-- begin --
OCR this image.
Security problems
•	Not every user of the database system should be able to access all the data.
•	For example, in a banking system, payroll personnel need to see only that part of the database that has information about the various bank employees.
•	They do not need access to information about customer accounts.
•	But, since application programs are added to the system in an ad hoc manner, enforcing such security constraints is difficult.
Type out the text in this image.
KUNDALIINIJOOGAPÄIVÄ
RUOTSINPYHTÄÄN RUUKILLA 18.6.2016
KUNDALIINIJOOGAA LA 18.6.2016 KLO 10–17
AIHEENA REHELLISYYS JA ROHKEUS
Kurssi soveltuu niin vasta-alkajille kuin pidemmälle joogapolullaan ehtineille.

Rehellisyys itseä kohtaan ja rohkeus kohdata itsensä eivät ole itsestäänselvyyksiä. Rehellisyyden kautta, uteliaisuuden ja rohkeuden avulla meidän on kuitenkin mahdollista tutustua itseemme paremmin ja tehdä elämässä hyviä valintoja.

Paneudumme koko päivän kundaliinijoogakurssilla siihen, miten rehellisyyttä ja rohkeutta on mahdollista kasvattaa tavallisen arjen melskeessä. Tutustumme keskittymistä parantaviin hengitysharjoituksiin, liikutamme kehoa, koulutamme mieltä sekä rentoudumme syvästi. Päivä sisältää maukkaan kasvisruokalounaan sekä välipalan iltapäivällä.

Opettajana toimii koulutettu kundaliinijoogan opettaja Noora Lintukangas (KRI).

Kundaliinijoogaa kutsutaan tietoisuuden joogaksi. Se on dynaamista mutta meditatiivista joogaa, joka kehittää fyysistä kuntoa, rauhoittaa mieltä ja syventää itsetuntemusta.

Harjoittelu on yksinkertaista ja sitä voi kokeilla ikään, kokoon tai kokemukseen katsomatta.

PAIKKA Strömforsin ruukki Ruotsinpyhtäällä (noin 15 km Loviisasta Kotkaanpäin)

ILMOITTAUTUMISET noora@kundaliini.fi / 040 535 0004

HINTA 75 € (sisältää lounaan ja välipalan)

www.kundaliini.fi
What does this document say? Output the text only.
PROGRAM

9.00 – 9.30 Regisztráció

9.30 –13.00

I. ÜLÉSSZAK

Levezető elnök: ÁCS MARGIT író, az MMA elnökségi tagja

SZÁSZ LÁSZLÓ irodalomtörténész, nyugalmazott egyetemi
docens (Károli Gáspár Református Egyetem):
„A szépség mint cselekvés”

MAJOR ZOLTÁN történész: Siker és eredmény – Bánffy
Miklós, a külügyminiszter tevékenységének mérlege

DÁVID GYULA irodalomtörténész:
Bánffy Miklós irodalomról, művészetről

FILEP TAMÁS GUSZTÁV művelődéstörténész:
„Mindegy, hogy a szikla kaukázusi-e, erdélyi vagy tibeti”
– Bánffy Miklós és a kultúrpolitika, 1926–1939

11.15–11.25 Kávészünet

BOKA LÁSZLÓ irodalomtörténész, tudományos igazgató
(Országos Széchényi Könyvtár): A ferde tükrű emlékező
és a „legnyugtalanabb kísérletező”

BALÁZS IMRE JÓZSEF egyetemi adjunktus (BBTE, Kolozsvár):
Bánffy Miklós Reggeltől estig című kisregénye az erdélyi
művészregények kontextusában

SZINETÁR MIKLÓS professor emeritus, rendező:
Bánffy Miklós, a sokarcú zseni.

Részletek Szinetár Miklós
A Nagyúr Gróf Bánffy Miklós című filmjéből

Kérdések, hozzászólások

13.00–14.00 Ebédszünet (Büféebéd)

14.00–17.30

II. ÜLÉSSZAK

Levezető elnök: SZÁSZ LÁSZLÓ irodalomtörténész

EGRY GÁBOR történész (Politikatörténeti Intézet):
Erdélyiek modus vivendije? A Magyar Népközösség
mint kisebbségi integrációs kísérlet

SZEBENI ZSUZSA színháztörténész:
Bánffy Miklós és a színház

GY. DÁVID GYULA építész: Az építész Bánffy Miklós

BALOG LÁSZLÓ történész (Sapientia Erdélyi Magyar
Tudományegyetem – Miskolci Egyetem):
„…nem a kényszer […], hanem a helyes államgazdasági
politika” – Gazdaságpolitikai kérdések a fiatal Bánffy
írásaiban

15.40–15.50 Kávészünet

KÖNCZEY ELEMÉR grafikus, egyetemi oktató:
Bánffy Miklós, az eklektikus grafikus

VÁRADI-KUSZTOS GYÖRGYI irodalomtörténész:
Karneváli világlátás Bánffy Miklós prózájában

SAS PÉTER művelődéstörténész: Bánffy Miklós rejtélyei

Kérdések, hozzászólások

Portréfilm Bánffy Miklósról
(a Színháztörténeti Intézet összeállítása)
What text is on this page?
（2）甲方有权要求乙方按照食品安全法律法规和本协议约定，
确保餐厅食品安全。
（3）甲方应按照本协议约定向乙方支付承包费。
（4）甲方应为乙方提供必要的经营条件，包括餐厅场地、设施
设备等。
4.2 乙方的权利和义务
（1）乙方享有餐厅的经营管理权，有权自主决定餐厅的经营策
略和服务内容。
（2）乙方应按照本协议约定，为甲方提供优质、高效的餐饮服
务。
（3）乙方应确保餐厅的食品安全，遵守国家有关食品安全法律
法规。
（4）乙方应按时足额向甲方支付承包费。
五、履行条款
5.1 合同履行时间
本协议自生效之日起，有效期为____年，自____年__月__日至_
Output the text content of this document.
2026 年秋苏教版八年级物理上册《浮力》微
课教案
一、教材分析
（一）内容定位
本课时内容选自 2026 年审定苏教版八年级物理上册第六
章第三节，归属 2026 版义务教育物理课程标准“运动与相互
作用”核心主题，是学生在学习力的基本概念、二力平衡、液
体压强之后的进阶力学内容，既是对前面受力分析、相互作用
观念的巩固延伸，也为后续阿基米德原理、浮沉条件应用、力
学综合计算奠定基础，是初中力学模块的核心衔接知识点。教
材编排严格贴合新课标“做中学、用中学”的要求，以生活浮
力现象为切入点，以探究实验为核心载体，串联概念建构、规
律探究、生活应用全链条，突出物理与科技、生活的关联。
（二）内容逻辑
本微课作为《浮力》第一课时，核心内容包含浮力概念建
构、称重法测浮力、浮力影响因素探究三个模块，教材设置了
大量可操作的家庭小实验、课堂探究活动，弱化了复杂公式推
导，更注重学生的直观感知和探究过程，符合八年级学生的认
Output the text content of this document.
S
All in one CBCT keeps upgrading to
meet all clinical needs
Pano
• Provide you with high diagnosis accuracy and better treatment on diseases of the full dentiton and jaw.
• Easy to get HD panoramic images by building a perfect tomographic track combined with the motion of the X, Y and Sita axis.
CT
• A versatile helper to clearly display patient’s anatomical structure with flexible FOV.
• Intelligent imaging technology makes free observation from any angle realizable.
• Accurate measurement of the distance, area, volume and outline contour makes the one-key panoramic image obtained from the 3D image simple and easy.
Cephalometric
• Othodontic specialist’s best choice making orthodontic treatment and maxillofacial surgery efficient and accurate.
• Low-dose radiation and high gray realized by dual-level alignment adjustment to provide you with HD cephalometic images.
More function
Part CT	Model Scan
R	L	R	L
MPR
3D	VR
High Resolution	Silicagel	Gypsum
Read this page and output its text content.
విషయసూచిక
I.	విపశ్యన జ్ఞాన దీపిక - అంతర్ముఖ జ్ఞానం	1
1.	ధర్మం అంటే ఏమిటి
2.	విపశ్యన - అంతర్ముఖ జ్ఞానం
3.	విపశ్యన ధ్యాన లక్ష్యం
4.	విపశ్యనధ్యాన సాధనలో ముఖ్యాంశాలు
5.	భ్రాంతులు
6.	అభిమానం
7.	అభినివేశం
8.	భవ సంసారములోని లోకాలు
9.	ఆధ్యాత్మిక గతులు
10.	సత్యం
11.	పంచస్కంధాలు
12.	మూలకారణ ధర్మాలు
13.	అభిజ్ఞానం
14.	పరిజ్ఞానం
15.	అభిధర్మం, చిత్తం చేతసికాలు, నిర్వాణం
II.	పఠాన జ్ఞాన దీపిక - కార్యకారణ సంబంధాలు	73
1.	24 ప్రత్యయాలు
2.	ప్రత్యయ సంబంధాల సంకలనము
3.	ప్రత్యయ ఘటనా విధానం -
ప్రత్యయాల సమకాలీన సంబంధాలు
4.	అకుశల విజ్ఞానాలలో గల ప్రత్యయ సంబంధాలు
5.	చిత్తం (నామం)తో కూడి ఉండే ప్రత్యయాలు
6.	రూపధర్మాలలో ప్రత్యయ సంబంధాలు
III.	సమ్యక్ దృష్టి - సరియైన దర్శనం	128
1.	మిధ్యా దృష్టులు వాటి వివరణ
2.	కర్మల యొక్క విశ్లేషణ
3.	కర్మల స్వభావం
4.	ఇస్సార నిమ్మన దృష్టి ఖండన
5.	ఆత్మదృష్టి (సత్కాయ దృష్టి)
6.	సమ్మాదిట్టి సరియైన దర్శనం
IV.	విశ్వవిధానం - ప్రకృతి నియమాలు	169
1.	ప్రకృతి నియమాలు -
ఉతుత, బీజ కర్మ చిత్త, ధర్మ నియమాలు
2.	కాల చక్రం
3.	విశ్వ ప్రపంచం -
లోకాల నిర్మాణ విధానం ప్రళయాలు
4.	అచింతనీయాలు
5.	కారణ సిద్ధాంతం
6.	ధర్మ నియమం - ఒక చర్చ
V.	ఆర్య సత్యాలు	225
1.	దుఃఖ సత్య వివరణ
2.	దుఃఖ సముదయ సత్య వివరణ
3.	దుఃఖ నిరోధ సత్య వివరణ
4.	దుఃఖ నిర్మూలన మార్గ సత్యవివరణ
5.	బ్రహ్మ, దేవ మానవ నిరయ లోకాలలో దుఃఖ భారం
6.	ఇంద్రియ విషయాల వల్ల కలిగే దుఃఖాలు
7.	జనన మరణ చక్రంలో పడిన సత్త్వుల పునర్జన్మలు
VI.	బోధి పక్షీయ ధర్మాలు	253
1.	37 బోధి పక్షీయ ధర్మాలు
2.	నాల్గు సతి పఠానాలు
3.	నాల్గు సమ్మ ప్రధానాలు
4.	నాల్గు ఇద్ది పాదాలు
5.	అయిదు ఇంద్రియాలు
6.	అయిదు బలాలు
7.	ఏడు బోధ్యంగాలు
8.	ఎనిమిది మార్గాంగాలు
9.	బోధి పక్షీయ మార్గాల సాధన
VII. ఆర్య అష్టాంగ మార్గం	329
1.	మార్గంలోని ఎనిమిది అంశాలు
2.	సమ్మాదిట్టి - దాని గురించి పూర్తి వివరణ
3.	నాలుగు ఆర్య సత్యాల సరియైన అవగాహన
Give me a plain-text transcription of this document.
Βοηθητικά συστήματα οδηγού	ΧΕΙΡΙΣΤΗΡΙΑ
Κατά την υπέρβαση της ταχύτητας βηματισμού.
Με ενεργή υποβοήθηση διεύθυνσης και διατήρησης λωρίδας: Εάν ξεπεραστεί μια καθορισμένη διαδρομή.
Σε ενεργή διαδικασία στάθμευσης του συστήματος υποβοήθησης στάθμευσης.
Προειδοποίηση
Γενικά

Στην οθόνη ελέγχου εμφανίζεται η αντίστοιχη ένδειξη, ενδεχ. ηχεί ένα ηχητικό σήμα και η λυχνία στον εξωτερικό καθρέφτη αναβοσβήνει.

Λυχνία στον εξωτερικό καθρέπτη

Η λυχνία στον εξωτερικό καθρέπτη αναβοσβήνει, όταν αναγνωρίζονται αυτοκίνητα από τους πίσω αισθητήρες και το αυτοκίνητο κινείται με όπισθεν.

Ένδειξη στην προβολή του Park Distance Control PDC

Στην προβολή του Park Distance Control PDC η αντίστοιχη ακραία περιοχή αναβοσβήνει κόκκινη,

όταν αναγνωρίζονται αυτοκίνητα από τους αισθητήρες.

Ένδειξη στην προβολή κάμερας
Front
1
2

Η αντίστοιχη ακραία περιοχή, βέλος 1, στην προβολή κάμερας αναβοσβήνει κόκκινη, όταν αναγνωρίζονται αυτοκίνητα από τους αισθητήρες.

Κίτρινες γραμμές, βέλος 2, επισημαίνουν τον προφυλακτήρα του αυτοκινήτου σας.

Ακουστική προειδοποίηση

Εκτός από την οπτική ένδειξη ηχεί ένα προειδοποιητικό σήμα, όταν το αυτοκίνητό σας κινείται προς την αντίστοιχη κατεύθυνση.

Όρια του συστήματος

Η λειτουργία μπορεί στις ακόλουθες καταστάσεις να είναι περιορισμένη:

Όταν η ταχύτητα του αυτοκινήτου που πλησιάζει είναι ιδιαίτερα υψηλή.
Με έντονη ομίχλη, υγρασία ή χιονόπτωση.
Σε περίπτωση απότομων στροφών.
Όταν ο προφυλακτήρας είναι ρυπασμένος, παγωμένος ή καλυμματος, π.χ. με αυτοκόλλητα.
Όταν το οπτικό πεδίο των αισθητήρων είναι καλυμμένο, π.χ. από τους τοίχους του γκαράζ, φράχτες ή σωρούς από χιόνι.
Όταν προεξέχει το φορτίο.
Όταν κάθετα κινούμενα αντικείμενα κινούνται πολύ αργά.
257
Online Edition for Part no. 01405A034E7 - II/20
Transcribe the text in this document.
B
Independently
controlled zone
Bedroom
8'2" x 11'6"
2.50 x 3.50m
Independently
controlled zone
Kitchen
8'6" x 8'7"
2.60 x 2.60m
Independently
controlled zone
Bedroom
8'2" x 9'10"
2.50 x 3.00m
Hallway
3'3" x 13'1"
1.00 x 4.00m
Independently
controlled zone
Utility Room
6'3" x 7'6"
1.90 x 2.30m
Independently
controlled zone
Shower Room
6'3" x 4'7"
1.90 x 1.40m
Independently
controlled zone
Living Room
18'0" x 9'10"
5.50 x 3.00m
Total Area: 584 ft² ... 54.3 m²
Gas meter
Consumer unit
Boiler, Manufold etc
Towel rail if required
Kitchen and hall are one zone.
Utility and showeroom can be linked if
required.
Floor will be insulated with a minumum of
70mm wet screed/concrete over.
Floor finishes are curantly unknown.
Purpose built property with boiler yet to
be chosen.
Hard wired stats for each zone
-- end --
● **TASK REQUIREMENTS**: Within the material above, find the lines that contain the word "αυτοκινήτου"; copy them.

● **TASK ANSWER**:
Κίτρινες γραμμές, βέλος 2, επισημαίνουν τον προφυλακτήρα του αυτοκινήτου σας.
Όταν η ταχύτητα του αυτοκινήτου που πλησιάζει είναι ιδιαίτερα υψηλή.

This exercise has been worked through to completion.